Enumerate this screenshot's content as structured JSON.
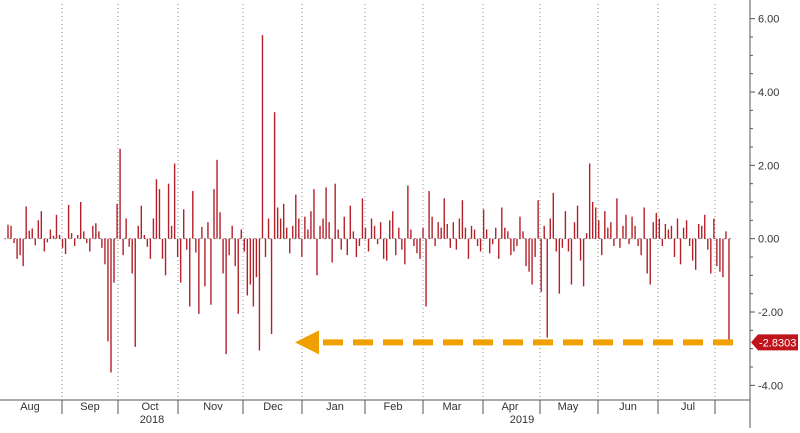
{
  "chart_data": {
    "type": "bar",
    "title": "",
    "xlabel": "",
    "ylabel": "",
    "ylim": [
      -4.4,
      6.4
    ],
    "y_ticks": [
      "6.00",
      "4.00",
      "2.00",
      "0.00",
      "-2.00",
      "-4.00"
    ],
    "x_month_labels": [
      "Aug",
      "Sep",
      "Oct",
      "Nov",
      "Dec",
      "Jan",
      "Feb",
      "Mar",
      "Apr",
      "May",
      "Jun",
      "Jul"
    ],
    "x_year_labels": [
      "2018",
      "2019"
    ],
    "grid": "vertical-dotted",
    "bar_color": "#b3202a",
    "last_value_label": "-2.8303",
    "last_value_color": "#c0141c",
    "arrow_color": "#f0a000",
    "annotation": "dashed arrow pointing left from last value back to December 2018 low",
    "series": [
      {
        "values": [
          0.38,
          0.35,
          -0.12,
          -0.55,
          -0.45,
          -0.75,
          0.88,
          0.22,
          0.28,
          -0.18,
          0.5,
          0.75,
          -0.35,
          -0.1,
          0.25,
          0.08,
          0.65,
          0.1,
          -0.25,
          -0.42,
          0.92,
          0.15,
          -0.2,
          0.1,
          1.0,
          0.2,
          -0.12,
          -0.35,
          0.35,
          0.42,
          0.2,
          -0.25,
          -0.7,
          -2.8,
          -3.65,
          -1.2,
          0.95,
          2.45,
          -0.45,
          0.55,
          -0.22,
          -0.95,
          -2.95,
          0.35,
          0.9,
          0.1,
          -0.22,
          -0.55,
          0.55,
          1.62,
          1.35,
          -0.55,
          -1.0,
          1.5,
          0.35,
          2.05,
          -0.5,
          -1.2,
          0.8,
          -0.3,
          -1.85,
          1.3,
          -0.38,
          -2.05,
          0.32,
          -1.3,
          0.45,
          -1.8,
          1.35,
          2.15,
          0.72,
          -0.95,
          -3.15,
          -0.45,
          0.35,
          -0.75,
          -2.05,
          0.25,
          -0.35,
          -1.55,
          -1.25,
          -1.85,
          -1.05,
          -3.05,
          5.55,
          -0.5,
          0.55,
          -2.6,
          3.45,
          0.85,
          0.55,
          0.95,
          0.3,
          -0.4,
          0.35,
          1.2,
          0.55,
          -0.5,
          0.6,
          0.25,
          0.75,
          1.35,
          -1.0,
          0.35,
          0.55,
          1.4,
          0.45,
          -0.65,
          1.5,
          0.25,
          -0.3,
          0.6,
          -0.45,
          0.9,
          0.2,
          -0.5,
          -0.2,
          1.1,
          0.3,
          -0.35,
          0.55,
          0.35,
          -0.15,
          0.45,
          -0.55,
          -0.6,
          0.5,
          0.75,
          -0.45,
          0.3,
          -0.3,
          -0.7,
          1.45,
          0.25,
          -0.2,
          -0.4,
          -0.55,
          0.3,
          -1.85,
          1.3,
          0.6,
          -0.2,
          0.45,
          0.3,
          1.1,
          0.4,
          -0.25,
          0.45,
          -0.3,
          0.55,
          1.05,
          0.3,
          -0.55,
          0.35,
          0.25,
          -0.2,
          -0.35,
          0.8,
          0.25,
          -0.4,
          -0.15,
          0.3,
          -0.55,
          0.85,
          0.3,
          0.2,
          -0.45,
          -0.35,
          -0.2,
          0.6,
          0.2,
          -0.75,
          -0.9,
          -1.25,
          -0.5,
          1.05,
          -1.45,
          0.35,
          -2.7,
          0.55,
          1.25,
          -0.35,
          -1.5,
          -0.25,
          0.75,
          -0.35,
          -1.25,
          0.45,
          0.9,
          -0.6,
          -1.3,
          0.15,
          2.05,
          1.0,
          0.85,
          0.5,
          -0.45,
          0.75,
          0.3,
          0.45,
          -0.2,
          1.1,
          -0.25,
          0.35,
          0.65,
          -0.15,
          0.6,
          0.35,
          -0.2,
          -0.45,
          0.85,
          -0.95,
          -1.25,
          0.45,
          0.7,
          0.55,
          -0.2,
          0.4,
          0.25,
          0.35,
          -0.5,
          0.55,
          -0.7,
          0.3,
          0.5,
          -0.2,
          -0.6,
          -0.85,
          0.4,
          0.35,
          0.65,
          -0.3,
          -0.95,
          0.55,
          -0.75,
          -0.9,
          -1.05,
          0.2,
          -2.83
        ]
      }
    ]
  }
}
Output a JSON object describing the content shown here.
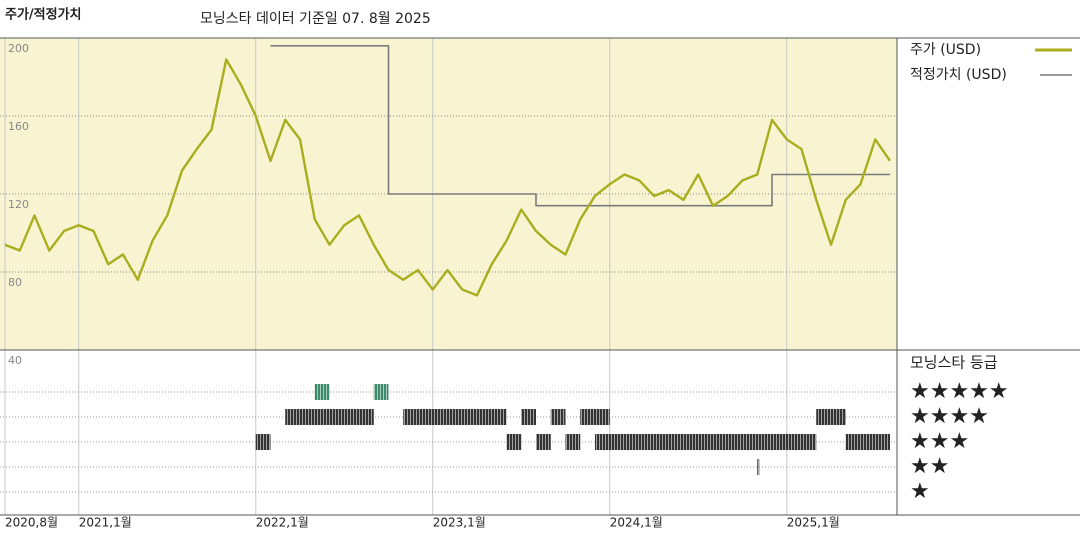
{
  "chart_data": {
    "type": "line",
    "title": "주가/적정가치",
    "subtitle": "모닝스타 데이터 기준일 07. 8월 2025",
    "x": [
      "2020-08",
      "2020-09",
      "2020-10",
      "2020-11",
      "2020-12",
      "2021-01",
      "2021-02",
      "2021-03",
      "2021-04",
      "2021-05",
      "2021-06",
      "2021-07",
      "2021-08",
      "2021-09",
      "2021-10",
      "2021-11",
      "2021-12",
      "2022-01",
      "2022-02",
      "2022-03",
      "2022-04",
      "2022-05",
      "2022-06",
      "2022-07",
      "2022-08",
      "2022-09",
      "2022-10",
      "2022-11",
      "2022-12",
      "2023-01",
      "2023-02",
      "2023-03",
      "2023-04",
      "2023-05",
      "2023-06",
      "2023-07",
      "2023-08",
      "2023-09",
      "2023-10",
      "2023-11",
      "2023-12",
      "2024-01",
      "2024-02",
      "2024-03",
      "2024-04",
      "2024-05",
      "2024-06",
      "2024-07",
      "2024-08",
      "2024-09",
      "2024-10",
      "2024-11",
      "2024-12",
      "2025-01",
      "2025-02",
      "2025-03",
      "2025-04",
      "2025-05",
      "2025-06",
      "2025-07",
      "2025-08"
    ],
    "series": [
      {
        "name": "주가 (USD)",
        "color": "#a9ad1e",
        "values": [
          94,
          91,
          109,
          91,
          101,
          104,
          101,
          84,
          89,
          76,
          96,
          109,
          132,
          143,
          153,
          189,
          176,
          160,
          137,
          158,
          148,
          107,
          94,
          104,
          109,
          94,
          81,
          76,
          81,
          71,
          81,
          71,
          68,
          84,
          96,
          112,
          101,
          94,
          89,
          107,
          119,
          125,
          130,
          127,
          119,
          122,
          117,
          130,
          114,
          119,
          127,
          130,
          158,
          148,
          143,
          117,
          94,
          117,
          125,
          148,
          137
        ]
      },
      {
        "name": "적정가치 (USD)",
        "color": "#7a7a7a",
        "step": true,
        "values": [
          null,
          null,
          null,
          null,
          null,
          null,
          null,
          null,
          null,
          null,
          null,
          null,
          null,
          null,
          null,
          null,
          null,
          null,
          196,
          196,
          196,
          196,
          196,
          196,
          196,
          196,
          120,
          120,
          120,
          120,
          120,
          120,
          120,
          120,
          120,
          120,
          114,
          114,
          114,
          114,
          114,
          114,
          114,
          114,
          114,
          114,
          114,
          114,
          114,
          114,
          114,
          114,
          130,
          130,
          130,
          130,
          130,
          130,
          130,
          130,
          130
        ]
      }
    ],
    "xlim": [
      "2020-08",
      "2025-08"
    ],
    "xticks": [
      {
        "value": "2020-08",
        "label": "2020,8월"
      },
      {
        "value": "2021-01",
        "label": "2021,1월"
      },
      {
        "value": "2022-01",
        "label": "2022,1월"
      },
      {
        "value": "2023-01",
        "label": "2023,1월"
      },
      {
        "value": "2024-01",
        "label": "2024,1월"
      },
      {
        "value": "2025-01",
        "label": "2025,1월"
      }
    ],
    "ylim": [
      40,
      200
    ],
    "yticks": [
      40,
      80,
      120,
      160,
      200
    ],
    "grid": true,
    "background": "#f8f4d2",
    "ratings": {
      "title": "모닝스타 등급",
      "levels": [
        5,
        4,
        3,
        2,
        1
      ],
      "labels": [
        "★★★★★",
        "★★★★",
        "★★★",
        "★★",
        "★"
      ],
      "periods": [
        {
          "stars": 5,
          "start": "2022-05",
          "end": "2022-06",
          "color": "#3d8a6e"
        },
        {
          "stars": 5,
          "start": "2022-09",
          "end": "2022-10",
          "color": "#3d8a6e"
        },
        {
          "stars": 4,
          "start": "2022-03",
          "end": "2022-09",
          "color": "#333333"
        },
        {
          "stars": 4,
          "start": "2022-11",
          "end": "2023-06",
          "color": "#333333"
        },
        {
          "stars": 4,
          "start": "2023-07",
          "end": "2023-08",
          "color": "#333333"
        },
        {
          "stars": 4,
          "start": "2023-09",
          "end": "2023-10",
          "color": "#333333"
        },
        {
          "stars": 4,
          "start": "2023-11",
          "end": "2024-01",
          "color": "#333333"
        },
        {
          "stars": 4,
          "start": "2025-03",
          "end": "2025-05",
          "color": "#333333"
        },
        {
          "stars": 3,
          "start": "2022-01",
          "end": "2022-02",
          "color": "#333333"
        },
        {
          "stars": 3,
          "start": "2023-06",
          "end": "2023-07",
          "color": "#333333"
        },
        {
          "stars": 3,
          "start": "2023-08",
          "end": "2023-09",
          "color": "#333333"
        },
        {
          "stars": 3,
          "start": "2023-10",
          "end": "2023-11",
          "color": "#333333"
        },
        {
          "stars": 3,
          "start": "2023-12",
          "end": "2025-03",
          "color": "#333333"
        },
        {
          "stars": 3,
          "start": "2025-05",
          "end": "2025-08",
          "color": "#333333"
        },
        {
          "stars": 2,
          "start": "2024-11",
          "end": "2024-11",
          "color": "#333333"
        }
      ]
    }
  }
}
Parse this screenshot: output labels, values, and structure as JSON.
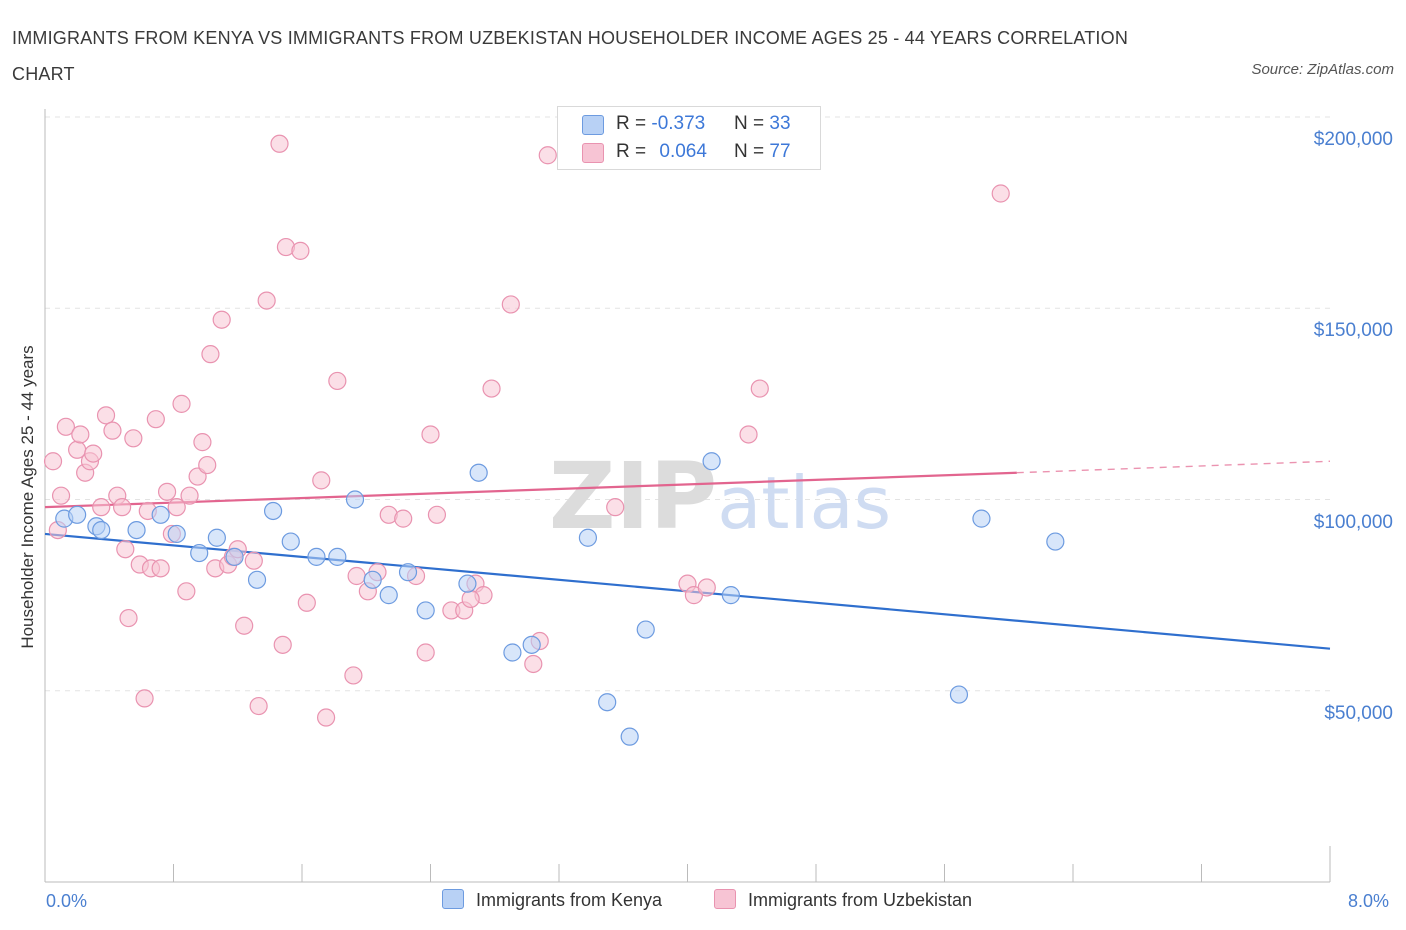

▶ [What you need to do] Which lines contain the word "content"? Copy each one.

▶ [Solution]
Enumerate this screenshot's content as structured JSON.
Output a JSON object describing the content shown here.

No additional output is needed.